== STATED EXERCISE ==
Restate the whole listing exactly.

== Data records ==
▶

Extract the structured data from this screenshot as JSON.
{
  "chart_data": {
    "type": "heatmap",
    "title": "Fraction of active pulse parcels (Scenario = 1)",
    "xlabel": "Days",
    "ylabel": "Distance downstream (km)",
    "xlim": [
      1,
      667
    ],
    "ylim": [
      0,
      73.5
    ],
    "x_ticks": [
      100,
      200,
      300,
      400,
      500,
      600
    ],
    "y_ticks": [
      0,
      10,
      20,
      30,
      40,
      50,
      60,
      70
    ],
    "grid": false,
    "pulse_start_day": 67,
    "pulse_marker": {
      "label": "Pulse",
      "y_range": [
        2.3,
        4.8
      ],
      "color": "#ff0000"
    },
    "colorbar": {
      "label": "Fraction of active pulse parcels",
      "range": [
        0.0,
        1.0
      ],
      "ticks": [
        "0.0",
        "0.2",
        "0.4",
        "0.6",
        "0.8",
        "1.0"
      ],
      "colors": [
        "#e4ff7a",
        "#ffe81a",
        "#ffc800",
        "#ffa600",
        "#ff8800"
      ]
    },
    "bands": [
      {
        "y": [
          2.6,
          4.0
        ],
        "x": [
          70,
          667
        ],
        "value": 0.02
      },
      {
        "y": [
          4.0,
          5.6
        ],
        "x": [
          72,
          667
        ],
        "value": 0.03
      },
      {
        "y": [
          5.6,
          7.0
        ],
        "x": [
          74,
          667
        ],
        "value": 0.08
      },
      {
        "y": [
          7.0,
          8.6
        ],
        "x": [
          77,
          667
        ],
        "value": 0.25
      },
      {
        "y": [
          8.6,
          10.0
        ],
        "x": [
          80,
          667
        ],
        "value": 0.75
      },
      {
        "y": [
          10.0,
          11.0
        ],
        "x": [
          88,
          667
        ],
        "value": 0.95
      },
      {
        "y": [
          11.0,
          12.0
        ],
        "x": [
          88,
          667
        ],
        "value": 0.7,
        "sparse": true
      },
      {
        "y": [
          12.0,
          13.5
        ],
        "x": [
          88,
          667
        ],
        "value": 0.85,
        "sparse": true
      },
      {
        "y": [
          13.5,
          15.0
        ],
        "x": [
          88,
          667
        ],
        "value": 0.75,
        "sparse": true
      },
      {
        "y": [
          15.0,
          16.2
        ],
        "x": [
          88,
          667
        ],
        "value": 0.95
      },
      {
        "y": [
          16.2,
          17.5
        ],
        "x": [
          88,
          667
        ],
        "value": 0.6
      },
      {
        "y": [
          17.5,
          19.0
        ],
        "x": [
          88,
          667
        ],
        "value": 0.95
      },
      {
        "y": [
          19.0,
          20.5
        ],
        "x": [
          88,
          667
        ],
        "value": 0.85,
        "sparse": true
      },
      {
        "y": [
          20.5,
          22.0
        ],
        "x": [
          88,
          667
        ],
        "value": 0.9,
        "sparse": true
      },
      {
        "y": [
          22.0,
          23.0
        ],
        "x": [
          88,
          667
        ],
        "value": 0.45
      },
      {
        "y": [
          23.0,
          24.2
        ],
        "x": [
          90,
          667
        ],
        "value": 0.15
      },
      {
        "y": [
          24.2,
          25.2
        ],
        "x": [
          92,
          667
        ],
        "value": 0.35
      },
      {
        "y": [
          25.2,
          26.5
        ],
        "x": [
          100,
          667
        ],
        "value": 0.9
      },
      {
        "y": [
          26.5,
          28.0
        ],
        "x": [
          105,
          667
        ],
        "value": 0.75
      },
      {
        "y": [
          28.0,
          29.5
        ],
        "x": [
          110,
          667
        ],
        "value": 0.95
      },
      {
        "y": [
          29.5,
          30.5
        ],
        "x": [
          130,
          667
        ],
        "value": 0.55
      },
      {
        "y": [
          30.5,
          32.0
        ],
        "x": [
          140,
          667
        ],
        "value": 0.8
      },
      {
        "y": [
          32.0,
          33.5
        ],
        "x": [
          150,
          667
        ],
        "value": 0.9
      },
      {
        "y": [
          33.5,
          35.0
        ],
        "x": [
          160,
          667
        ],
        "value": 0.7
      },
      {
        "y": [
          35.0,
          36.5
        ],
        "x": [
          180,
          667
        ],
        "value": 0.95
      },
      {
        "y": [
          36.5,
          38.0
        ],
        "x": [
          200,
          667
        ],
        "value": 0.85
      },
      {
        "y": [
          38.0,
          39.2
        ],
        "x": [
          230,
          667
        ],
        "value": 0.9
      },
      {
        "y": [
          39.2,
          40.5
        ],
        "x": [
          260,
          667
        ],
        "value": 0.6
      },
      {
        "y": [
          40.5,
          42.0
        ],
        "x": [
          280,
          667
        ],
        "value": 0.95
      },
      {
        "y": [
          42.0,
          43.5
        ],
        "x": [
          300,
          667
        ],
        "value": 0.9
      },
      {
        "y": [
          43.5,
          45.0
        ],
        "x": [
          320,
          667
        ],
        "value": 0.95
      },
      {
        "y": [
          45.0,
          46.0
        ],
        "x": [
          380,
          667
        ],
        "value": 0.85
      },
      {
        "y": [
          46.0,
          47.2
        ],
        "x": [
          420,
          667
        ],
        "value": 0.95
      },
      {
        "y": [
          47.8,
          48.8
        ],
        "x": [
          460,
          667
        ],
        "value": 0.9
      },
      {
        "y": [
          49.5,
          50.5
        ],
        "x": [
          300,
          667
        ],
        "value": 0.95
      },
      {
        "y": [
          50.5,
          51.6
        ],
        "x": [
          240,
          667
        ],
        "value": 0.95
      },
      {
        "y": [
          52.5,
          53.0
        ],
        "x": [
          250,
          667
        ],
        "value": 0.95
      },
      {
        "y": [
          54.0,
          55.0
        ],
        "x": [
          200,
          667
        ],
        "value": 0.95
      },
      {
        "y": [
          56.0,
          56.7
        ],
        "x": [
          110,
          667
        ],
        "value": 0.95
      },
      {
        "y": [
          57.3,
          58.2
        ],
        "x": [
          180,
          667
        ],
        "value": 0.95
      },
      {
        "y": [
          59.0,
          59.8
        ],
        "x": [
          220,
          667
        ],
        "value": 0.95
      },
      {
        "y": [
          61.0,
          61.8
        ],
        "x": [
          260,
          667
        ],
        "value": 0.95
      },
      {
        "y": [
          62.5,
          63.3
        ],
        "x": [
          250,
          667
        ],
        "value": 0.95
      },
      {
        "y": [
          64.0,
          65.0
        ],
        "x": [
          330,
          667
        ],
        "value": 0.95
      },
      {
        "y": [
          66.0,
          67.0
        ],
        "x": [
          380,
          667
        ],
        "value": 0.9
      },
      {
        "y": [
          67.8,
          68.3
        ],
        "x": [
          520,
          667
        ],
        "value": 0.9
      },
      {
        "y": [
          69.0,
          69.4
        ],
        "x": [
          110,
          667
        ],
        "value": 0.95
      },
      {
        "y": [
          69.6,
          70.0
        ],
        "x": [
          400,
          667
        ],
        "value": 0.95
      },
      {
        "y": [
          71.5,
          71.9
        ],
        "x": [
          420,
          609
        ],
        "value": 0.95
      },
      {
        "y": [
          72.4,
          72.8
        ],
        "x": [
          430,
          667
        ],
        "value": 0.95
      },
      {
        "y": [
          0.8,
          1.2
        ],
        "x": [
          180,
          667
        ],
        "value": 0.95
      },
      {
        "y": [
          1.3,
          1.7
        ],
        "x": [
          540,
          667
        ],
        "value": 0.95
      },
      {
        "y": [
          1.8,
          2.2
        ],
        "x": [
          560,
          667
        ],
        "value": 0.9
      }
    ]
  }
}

◀

== ANSWER TO THIS TASK ==
Extract the structured data from this screenshot as JSON.
{
  "chart_data": {
    "type": "heatmap",
    "title": "Fraction of active pulse parcels (Scenario = 1)",
    "xlabel": "Days",
    "ylabel": "Distance downstream (km)",
    "xlim": [
      1,
      667
    ],
    "ylim": [
      0,
      73.5
    ],
    "x_ticks": [
      100,
      200,
      300,
      400,
      500,
      600
    ],
    "y_ticks": [
      0,
      10,
      20,
      30,
      40,
      50,
      60,
      70
    ],
    "grid": false,
    "pulse_start_day": 67,
    "pulse_marker": {
      "label": "Pulse",
      "y_range": [
        2.3,
        4.8
      ],
      "color": "#ff0000"
    },
    "colorbar": {
      "label": "Fraction of active pulse parcels",
      "range": [
        0.0,
        1.0
      ],
      "ticks": [
        "0.0",
        "0.2",
        "0.4",
        "0.6",
        "0.8",
        "1.0"
      ],
      "colors": [
        "#e4ff7a",
        "#ffe81a",
        "#ffc800",
        "#ffa600",
        "#ff8800"
      ]
    },
    "bands": [
      {
        "y": [
          2.6,
          4.0
        ],
        "x": [
          70,
          667
        ],
        "value": 0.02
      },
      {
        "y": [
          4.0,
          5.6
        ],
        "x": [
          72,
          667
        ],
        "value": 0.03
      },
      {
        "y": [
          5.6,
          7.0
        ],
        "x": [
          74,
          667
        ],
        "value": 0.08
      },
      {
        "y": [
          7.0,
          8.6
        ],
        "x": [
          77,
          667
        ],
        "value": 0.25
      },
      {
        "y": [
          8.6,
          10.0
        ],
        "x": [
          80,
          667
        ],
        "value": 0.75
      },
      {
        "y": [
          10.0,
          11.0
        ],
        "x": [
          88,
          667
        ],
        "value": 0.95
      },
      {
        "y": [
          11.0,
          12.0
        ],
        "x": [
          88,
          667
        ],
        "value": 0.7,
        "sparse": true
      },
      {
        "y": [
          12.0,
          13.5
        ],
        "x": [
          88,
          667
        ],
        "value": 0.85,
        "sparse": true
      },
      {
        "y": [
          13.5,
          15.0
        ],
        "x": [
          88,
          667
        ],
        "value": 0.75,
        "sparse": true
      },
      {
        "y": [
          15.0,
          16.2
        ],
        "x": [
          88,
          667
        ],
        "value": 0.95
      },
      {
        "y": [
          16.2,
          17.5
        ],
        "x": [
          88,
          667
        ],
        "value": 0.6
      },
      {
        "y": [
          17.5,
          19.0
        ],
        "x": [
          88,
          667
        ],
        "value": 0.95
      },
      {
        "y": [
          19.0,
          20.5
        ],
        "x": [
          88,
          667
        ],
        "value": 0.85,
        "sparse": true
      },
      {
        "y": [
          20.5,
          22.0
        ],
        "x": [
          88,
          667
        ],
        "value": 0.9,
        "sparse": true
      },
      {
        "y": [
          22.0,
          23.0
        ],
        "x": [
          88,
          667
        ],
        "value": 0.45
      },
      {
        "y": [
          23.0,
          24.2
        ],
        "x": [
          90,
          667
        ],
        "value": 0.15
      },
      {
        "y": [
          24.2,
          25.2
        ],
        "x": [
          92,
          667
        ],
        "value": 0.35
      },
      {
        "y": [
          25.2,
          26.5
        ],
        "x": [
          100,
          667
        ],
        "value": 0.9
      },
      {
        "y": [
          26.5,
          28.0
        ],
        "x": [
          105,
          667
        ],
        "value": 0.75
      },
      {
        "y": [
          28.0,
          29.5
        ],
        "x": [
          110,
          667
        ],
        "value": 0.95
      },
      {
        "y": [
          29.5,
          30.5
        ],
        "x": [
          130,
          667
        ],
        "value": 0.55
      },
      {
        "y": [
          30.5,
          32.0
        ],
        "x": [
          140,
          667
        ],
        "value": 0.8
      },
      {
        "y": [
          32.0,
          33.5
        ],
        "x": [
          150,
          667
        ],
        "value": 0.9
      },
      {
        "y": [
          33.5,
          35.0
        ],
        "x": [
          160,
          667
        ],
        "value": 0.7
      },
      {
        "y": [
          35.0,
          36.5
        ],
        "x": [
          180,
          667
        ],
        "value": 0.95
      },
      {
        "y": [
          36.5,
          38.0
        ],
        "x": [
          200,
          667
        ],
        "value": 0.85
      },
      {
        "y": [
          38.0,
          39.2
        ],
        "x": [
          230,
          667
        ],
        "value": 0.9
      },
      {
        "y": [
          39.2,
          40.5
        ],
        "x": [
          260,
          667
        ],
        "value": 0.6
      },
      {
        "y": [
          40.5,
          42.0
        ],
        "x": [
          280,
          667
        ],
        "value": 0.95
      },
      {
        "y": [
          42.0,
          43.5
        ],
        "x": [
          300,
          667
        ],
        "value": 0.9
      },
      {
        "y": [
          43.5,
          45.0
        ],
        "x": [
          320,
          667
        ],
        "value": 0.95
      },
      {
        "y": [
          45.0,
          46.0
        ],
        "x": [
          380,
          667
        ],
        "value": 0.85
      },
      {
        "y": [
          46.0,
          47.2
        ],
        "x": [
          420,
          667
        ],
        "value": 0.95
      },
      {
        "y": [
          47.8,
          48.8
        ],
        "x": [
          460,
          667
        ],
        "value": 0.9
      },
      {
        "y": [
          49.5,
          50.5
        ],
        "x": [
          300,
          667
        ],
        "value": 0.95
      },
      {
        "y": [
          50.5,
          51.6
        ],
        "x": [
          240,
          667
        ],
        "value": 0.95
      },
      {
        "y": [
          52.5,
          53.0
        ],
        "x": [
          250,
          667
        ],
        "value": 0.95
      },
      {
        "y": [
          54.0,
          55.0
        ],
        "x": [
          200,
          667
        ],
        "value": 0.95
      },
      {
        "y": [
          56.0,
          56.7
        ],
        "x": [
          110,
          667
        ],
        "value": 0.95
      },
      {
        "y": [
          57.3,
          58.2
        ],
        "x": [
          180,
          667
        ],
        "value": 0.95
      },
      {
        "y": [
          59.0,
          59.8
        ],
        "x": [
          220,
          667
        ],
        "value": 0.95
      },
      {
        "y": [
          61.0,
          61.8
        ],
        "x": [
          260,
          667
        ],
        "value": 0.95
      },
      {
        "y": [
          62.5,
          63.3
        ],
        "x": [
          250,
          667
        ],
        "value": 0.95
      },
      {
        "y": [
          64.0,
          65.0
        ],
        "x": [
          330,
          667
        ],
        "value": 0.95
      },
      {
        "y": [
          66.0,
          67.0
        ],
        "x": [
          380,
          667
        ],
        "value": 0.9
      },
      {
        "y": [
          67.8,
          68.3
        ],
        "x": [
          520,
          667
        ],
        "value": 0.9
      },
      {
        "y": [
          69.0,
          69.4
        ],
        "x": [
          110,
          667
        ],
        "value": 0.95
      },
      {
        "y": [
          69.6,
          70.0
        ],
        "x": [
          400,
          667
        ],
        "value": 0.95
      },
      {
        "y": [
          71.5,
          71.9
        ],
        "x": [
          420,
          609
        ],
        "value": 0.95
      },
      {
        "y": [
          72.4,
          72.8
        ],
        "x": [
          430,
          667
        ],
        "value": 0.95
      },
      {
        "y": [
          0.8,
          1.2
        ],
        "x": [
          180,
          667
        ],
        "value": 0.95
      },
      {
        "y": [
          1.3,
          1.7
        ],
        "x": [
          540,
          667
        ],
        "value": 0.95
      },
      {
        "y": [
          1.8,
          2.2
        ],
        "x": [
          560,
          667
        ],
        "value": 0.9
      }
    ]
  }
}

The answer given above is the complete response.